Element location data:
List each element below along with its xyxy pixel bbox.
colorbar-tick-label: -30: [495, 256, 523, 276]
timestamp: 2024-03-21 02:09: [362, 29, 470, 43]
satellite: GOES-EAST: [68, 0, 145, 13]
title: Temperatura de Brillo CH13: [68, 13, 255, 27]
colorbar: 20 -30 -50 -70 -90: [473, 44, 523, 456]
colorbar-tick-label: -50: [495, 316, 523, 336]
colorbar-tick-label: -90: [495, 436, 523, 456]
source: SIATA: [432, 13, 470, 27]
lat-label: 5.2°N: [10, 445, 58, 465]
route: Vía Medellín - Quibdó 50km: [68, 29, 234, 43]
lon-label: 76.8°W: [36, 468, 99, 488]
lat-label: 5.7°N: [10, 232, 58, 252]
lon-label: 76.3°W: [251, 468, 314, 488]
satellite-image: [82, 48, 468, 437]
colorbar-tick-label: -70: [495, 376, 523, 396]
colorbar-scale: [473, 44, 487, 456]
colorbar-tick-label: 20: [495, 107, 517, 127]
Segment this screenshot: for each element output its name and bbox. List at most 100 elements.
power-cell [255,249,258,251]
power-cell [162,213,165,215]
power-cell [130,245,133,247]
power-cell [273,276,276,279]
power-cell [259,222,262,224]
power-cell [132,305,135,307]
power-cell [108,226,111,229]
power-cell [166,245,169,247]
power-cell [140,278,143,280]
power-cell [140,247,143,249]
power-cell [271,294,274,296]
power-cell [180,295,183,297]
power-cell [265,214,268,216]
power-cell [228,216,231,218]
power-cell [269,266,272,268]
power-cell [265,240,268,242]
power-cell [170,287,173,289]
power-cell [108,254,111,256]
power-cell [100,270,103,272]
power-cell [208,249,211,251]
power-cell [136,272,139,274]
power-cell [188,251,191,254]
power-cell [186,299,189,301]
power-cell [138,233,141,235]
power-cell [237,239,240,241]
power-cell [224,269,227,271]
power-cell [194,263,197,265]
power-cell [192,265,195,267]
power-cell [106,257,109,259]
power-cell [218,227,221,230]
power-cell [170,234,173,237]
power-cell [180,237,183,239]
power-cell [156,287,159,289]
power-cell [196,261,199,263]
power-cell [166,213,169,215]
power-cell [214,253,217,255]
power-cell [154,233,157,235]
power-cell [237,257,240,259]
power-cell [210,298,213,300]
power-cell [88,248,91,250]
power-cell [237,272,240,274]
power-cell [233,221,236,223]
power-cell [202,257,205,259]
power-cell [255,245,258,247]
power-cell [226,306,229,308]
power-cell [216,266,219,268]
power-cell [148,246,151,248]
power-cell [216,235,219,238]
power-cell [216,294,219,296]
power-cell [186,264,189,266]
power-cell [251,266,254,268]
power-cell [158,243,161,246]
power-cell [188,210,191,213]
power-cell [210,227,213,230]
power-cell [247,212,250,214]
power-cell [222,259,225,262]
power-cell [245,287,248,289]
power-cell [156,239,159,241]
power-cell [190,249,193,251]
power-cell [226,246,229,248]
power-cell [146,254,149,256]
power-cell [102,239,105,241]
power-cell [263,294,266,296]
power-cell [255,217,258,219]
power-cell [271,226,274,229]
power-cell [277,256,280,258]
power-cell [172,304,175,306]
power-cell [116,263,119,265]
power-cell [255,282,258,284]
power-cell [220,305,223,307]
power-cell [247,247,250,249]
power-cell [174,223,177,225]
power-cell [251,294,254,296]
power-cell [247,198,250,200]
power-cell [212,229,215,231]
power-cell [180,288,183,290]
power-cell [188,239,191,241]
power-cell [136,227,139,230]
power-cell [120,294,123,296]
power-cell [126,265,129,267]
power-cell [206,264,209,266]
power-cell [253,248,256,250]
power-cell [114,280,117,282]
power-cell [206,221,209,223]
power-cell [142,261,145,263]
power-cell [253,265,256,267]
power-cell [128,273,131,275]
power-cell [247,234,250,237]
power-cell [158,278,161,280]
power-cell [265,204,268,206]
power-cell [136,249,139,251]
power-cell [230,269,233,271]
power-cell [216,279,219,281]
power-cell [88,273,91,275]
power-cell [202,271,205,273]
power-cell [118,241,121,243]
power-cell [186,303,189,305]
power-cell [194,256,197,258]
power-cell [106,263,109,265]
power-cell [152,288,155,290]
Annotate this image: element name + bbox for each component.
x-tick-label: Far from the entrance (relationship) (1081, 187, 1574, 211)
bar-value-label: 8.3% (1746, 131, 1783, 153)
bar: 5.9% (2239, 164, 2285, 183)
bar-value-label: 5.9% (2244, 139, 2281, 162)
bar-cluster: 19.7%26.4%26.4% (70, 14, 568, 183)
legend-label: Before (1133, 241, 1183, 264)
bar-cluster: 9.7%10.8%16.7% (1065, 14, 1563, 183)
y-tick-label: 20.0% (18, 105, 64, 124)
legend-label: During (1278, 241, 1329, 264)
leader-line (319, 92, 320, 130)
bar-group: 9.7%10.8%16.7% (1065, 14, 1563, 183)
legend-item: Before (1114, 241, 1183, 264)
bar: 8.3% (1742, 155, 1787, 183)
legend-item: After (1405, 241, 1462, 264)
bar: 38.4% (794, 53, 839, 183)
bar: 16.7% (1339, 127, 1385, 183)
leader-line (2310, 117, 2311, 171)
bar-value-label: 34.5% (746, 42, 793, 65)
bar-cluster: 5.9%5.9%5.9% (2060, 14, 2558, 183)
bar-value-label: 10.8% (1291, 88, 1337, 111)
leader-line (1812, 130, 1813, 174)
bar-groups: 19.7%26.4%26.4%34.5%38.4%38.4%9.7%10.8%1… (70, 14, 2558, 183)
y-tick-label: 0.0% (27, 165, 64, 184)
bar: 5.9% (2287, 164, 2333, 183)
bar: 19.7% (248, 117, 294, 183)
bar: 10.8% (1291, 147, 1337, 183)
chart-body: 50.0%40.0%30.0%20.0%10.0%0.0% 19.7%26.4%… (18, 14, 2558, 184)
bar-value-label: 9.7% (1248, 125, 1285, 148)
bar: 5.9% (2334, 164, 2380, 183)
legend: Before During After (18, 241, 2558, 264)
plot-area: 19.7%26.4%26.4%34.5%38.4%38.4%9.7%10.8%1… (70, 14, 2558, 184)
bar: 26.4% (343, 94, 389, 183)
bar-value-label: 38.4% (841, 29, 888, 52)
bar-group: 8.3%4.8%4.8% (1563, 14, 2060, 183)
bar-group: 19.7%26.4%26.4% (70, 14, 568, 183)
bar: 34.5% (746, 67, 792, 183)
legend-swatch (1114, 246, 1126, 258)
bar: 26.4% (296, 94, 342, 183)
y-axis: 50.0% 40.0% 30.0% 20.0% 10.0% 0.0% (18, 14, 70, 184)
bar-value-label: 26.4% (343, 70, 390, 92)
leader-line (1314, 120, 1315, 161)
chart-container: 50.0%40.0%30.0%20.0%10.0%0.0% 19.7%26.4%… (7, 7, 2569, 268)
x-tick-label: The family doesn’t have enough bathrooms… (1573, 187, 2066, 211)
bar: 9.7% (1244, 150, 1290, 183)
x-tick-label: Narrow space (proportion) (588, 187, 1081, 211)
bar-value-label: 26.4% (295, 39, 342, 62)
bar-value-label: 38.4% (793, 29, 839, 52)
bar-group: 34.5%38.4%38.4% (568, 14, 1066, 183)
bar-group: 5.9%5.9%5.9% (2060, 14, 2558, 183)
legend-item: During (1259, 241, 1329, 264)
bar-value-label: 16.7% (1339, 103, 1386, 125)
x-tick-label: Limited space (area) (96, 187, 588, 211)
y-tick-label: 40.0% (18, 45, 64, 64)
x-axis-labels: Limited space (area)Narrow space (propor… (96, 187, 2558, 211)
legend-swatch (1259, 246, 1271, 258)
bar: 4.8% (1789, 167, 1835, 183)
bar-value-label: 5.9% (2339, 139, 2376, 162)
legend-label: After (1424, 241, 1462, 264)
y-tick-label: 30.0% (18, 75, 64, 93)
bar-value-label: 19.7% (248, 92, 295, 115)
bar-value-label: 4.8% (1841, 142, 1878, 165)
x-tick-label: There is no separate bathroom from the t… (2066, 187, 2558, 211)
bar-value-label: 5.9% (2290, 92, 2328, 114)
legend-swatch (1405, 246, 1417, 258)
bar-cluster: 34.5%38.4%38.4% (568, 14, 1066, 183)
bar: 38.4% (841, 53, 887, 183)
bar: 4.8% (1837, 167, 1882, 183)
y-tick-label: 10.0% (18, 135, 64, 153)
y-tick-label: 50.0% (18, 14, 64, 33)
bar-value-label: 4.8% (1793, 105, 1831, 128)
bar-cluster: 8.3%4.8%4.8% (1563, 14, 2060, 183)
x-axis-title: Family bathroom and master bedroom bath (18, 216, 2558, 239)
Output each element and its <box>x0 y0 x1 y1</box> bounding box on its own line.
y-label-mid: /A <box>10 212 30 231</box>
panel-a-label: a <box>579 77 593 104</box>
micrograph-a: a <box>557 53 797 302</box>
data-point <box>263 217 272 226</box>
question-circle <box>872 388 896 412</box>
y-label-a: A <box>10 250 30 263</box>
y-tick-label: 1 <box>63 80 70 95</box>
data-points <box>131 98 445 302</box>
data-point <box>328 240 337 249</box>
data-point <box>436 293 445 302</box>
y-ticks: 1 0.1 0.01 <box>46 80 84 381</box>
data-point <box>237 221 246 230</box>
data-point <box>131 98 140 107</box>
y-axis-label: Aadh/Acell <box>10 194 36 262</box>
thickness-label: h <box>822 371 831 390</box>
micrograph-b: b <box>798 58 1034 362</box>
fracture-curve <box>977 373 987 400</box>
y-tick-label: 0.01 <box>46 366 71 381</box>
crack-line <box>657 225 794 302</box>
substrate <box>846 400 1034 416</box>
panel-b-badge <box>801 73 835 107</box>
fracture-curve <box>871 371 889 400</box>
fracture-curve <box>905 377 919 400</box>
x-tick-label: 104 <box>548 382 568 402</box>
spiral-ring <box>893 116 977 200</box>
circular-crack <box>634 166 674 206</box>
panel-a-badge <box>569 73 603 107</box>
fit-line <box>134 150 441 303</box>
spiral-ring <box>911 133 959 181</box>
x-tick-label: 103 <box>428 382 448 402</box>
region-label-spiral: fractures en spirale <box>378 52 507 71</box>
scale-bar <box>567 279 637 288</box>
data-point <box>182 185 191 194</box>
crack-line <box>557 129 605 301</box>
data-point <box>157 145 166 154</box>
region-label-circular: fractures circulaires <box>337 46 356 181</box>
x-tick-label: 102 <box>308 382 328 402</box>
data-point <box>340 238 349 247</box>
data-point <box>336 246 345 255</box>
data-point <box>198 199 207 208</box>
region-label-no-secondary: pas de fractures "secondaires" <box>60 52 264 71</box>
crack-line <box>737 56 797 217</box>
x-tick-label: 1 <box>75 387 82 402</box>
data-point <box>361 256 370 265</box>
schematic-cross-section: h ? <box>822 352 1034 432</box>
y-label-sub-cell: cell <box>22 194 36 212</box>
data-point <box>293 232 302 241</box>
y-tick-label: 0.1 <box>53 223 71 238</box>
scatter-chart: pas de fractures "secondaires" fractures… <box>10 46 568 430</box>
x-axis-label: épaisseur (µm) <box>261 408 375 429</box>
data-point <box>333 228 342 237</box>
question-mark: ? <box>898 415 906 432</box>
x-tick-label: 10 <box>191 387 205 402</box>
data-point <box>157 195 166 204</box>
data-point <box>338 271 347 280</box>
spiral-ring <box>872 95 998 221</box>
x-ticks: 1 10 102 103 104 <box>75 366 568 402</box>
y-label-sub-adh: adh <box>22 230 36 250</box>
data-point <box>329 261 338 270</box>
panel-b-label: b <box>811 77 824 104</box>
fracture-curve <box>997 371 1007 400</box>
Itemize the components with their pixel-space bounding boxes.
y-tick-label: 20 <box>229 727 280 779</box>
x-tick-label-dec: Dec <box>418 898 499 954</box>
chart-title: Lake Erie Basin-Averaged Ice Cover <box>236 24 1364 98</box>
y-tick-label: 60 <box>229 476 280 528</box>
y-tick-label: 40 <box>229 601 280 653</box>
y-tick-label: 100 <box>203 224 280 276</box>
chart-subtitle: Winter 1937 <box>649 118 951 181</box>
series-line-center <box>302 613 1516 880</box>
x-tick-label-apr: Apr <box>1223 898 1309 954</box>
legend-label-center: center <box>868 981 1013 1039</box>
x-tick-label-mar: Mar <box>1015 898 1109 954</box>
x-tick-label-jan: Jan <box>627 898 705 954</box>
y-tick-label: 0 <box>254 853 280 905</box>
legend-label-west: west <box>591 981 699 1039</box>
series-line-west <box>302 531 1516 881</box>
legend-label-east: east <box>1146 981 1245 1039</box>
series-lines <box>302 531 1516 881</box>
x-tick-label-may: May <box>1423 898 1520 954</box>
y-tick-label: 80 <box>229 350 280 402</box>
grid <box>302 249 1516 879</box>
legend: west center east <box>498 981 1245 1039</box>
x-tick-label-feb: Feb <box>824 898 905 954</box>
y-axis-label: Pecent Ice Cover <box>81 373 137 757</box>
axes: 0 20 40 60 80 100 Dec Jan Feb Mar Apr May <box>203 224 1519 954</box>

PROMPT
Starting with the first line of the listing and going on through the line that contains "satellite-image: [82, 48, 468, 437]", write those lines out again with "lat-label" replaced by "latitude-label" and everything else unchanged.

PROBLEM SOLUTION
List each element below along with its xyxy pixel bbox.
colorbar-tick-label: -30: [495, 256, 523, 276]
timestamp: 2024-03-21 02:09: [362, 29, 470, 43]
satellite: GOES-EAST: [68, 0, 145, 13]
title: Temperatura de Brillo CH13: [68, 13, 255, 27]
colorbar: 20 -30 -50 -70 -90: [473, 44, 523, 456]
colorbar-tick-label: -50: [495, 316, 523, 336]
colorbar-tick-label: -90: [495, 436, 523, 456]
source: SIATA: [432, 13, 470, 27]
latitude-label: 5.2°N: [10, 445, 58, 465]
route: Vía Medellín - Quibdó 50km: [68, 29, 234, 43]
lon-label: 76.8°W: [36, 468, 99, 488]
latitude-label: 5.7°N: [10, 232, 58, 252]
lon-label: 76.3°W: [251, 468, 314, 488]
satellite-image: [82, 48, 468, 437]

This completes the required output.